Write out each line in which the string "sigma" is present.

-- Begin EXERCISE DATA --

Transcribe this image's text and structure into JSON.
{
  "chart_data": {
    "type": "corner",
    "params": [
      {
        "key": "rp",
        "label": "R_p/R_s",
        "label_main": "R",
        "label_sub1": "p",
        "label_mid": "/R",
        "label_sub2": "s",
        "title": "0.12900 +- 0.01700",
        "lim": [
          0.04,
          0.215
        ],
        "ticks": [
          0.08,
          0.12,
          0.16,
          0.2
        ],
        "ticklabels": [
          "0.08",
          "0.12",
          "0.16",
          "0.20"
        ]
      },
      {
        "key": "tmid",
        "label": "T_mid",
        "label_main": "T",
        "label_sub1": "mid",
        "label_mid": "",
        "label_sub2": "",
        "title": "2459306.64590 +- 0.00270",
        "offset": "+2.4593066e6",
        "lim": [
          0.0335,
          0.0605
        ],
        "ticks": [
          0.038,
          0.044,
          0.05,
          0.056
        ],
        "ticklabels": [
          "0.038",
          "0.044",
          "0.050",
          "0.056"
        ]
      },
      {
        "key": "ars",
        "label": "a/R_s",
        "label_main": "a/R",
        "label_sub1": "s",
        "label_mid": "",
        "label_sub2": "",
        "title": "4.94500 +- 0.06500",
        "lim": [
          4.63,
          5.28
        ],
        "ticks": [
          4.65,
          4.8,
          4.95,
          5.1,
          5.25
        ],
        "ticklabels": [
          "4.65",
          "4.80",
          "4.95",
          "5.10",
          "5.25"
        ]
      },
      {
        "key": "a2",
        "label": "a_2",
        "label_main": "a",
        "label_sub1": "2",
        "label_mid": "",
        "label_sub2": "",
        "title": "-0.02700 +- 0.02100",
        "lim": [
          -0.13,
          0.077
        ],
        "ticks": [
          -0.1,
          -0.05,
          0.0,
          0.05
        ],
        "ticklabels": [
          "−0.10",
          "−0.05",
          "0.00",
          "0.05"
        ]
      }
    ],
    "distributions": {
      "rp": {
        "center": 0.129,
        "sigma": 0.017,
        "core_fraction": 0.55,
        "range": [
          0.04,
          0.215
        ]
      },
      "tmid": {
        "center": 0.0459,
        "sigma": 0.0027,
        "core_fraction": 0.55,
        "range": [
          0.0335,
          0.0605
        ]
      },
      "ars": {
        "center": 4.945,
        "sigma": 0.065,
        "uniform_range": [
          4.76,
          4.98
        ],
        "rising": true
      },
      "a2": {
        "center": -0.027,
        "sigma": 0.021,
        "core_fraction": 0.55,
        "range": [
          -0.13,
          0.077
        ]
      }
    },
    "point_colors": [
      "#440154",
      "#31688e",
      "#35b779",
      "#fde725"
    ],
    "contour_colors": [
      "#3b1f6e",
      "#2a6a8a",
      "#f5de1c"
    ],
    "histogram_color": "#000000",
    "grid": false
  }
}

-- End EXERCISE DATA --

SOLVED PROBLEM:
        "sigma": 0.017,
        "sigma": 0.0027,
        "sigma": 0.065,
        "sigma": 0.021,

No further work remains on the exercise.